> **Instructions for the task**
Everything in the listing should be restated word for word.

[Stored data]
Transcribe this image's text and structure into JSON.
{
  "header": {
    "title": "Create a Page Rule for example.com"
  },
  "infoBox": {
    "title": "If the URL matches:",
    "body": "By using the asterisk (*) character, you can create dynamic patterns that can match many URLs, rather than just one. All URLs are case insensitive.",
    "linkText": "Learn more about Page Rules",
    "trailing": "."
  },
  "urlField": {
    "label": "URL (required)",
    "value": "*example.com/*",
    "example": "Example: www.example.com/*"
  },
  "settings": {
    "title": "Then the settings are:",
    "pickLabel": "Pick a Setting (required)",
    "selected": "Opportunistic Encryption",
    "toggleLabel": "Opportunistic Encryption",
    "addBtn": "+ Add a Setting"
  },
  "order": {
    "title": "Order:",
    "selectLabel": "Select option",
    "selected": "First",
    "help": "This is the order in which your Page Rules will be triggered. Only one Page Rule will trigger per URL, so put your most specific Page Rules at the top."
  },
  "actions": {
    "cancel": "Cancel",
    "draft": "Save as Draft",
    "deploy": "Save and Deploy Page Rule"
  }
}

> **Problem solution**
Transcribe this image's text and structure into JSON.
{
  "header": {
    "title": "Create a Page Rule for example.com"
  },
  "infoBox": {
    "title": "If the URL matches:",
    "body": "By using the asterisk (*) character, you can create dynamic patterns that can match many URLs, rather than just one. All URLs are case insensitive.",
    "linkText": "Learn more about Page Rules",
    "trailing": "."
  },
  "urlField": {
    "label": "URL (required)",
    "value": "*example.com/*",
    "example": "Example: www.example.com/*"
  },
  "settings": {
    "title": "Then the settings are:",
    "pickLabel": "Pick a Setting (required)",
    "selected": "Opportunistic Encryption",
    "toggleLabel": "Opportunistic Encryption",
    "addBtn": "+ Add a Setting"
  },
  "order": {
    "title": "Order:",
    "selectLabel": "Select option",
    "selected": "First",
    "help": "This is the order in which your Page Rules will be triggered. Only one Page Rule will trigger per URL, so put your most specific Page Rules at the top."
  },
  "actions": {
    "cancel": "Cancel",
    "draft": "Save as Draft",
    "deploy": "Save and Deploy Page Rule"
  }
}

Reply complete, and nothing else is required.